┌────────

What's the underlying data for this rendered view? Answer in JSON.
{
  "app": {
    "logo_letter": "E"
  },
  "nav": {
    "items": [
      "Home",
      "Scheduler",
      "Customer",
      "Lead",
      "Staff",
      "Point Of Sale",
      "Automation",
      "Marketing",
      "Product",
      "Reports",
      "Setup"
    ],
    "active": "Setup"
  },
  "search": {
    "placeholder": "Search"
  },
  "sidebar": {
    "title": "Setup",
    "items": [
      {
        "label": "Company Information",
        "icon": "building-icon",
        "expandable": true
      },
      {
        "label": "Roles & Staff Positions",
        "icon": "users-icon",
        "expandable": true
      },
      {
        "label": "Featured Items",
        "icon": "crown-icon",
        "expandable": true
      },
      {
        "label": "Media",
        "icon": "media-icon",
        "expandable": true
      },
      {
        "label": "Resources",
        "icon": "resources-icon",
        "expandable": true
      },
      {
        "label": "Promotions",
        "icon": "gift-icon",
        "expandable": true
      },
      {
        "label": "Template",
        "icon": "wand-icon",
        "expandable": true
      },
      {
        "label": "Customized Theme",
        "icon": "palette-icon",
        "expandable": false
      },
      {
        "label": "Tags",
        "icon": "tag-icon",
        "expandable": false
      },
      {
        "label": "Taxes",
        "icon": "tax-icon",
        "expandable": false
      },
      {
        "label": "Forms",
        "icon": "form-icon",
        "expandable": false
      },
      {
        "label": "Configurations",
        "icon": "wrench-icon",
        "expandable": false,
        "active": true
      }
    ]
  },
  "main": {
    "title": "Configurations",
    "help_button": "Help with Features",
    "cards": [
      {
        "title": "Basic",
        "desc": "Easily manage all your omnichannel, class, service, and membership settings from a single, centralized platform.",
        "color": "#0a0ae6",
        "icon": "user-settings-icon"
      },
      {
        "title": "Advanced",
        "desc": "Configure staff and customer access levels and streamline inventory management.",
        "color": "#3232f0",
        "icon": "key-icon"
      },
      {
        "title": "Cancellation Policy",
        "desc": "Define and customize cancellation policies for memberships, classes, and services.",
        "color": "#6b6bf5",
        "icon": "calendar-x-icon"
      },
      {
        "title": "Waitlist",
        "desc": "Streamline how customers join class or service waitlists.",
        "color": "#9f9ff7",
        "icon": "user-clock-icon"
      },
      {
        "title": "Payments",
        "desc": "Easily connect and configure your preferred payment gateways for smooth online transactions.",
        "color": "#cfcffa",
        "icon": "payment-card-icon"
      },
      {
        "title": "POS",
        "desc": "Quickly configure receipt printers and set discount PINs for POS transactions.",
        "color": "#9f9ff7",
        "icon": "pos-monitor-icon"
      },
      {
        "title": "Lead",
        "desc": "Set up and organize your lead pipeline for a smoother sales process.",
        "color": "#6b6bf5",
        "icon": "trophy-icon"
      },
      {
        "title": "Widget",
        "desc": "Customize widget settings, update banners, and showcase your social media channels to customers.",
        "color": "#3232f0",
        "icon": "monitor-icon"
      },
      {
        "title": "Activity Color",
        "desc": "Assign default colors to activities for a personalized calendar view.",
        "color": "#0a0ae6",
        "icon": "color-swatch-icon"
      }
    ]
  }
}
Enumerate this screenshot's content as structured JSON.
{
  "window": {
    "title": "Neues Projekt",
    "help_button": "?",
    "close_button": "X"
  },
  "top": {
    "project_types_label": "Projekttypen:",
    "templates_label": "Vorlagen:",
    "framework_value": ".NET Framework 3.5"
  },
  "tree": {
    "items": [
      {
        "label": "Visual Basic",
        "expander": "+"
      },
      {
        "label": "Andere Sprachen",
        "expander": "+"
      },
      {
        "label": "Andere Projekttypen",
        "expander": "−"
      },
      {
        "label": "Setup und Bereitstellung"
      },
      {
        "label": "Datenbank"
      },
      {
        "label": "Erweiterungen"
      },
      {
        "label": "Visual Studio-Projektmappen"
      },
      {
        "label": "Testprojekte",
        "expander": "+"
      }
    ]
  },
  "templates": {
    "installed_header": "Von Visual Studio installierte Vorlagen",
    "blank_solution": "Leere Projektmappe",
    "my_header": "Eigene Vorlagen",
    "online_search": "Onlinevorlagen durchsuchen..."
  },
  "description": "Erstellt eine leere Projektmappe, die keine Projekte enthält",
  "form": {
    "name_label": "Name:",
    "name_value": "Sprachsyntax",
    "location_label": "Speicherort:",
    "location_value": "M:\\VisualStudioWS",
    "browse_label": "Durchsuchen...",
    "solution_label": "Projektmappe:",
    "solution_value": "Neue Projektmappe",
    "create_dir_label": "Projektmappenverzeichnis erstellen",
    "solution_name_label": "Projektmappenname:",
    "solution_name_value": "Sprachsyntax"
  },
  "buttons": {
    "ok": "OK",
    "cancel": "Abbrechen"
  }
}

└────────

▶ The request:
Search the entries for the word "settings", then gather every line that has it.

▶ Written answer:
        "desc": "Easily manage all your omnichannel, class, service, and membership settings from a single, centralized platform.",
        "icon": "user-settings-icon"
        "desc": "Customize widget settings, update banners, and showcase your social media channels to customers.",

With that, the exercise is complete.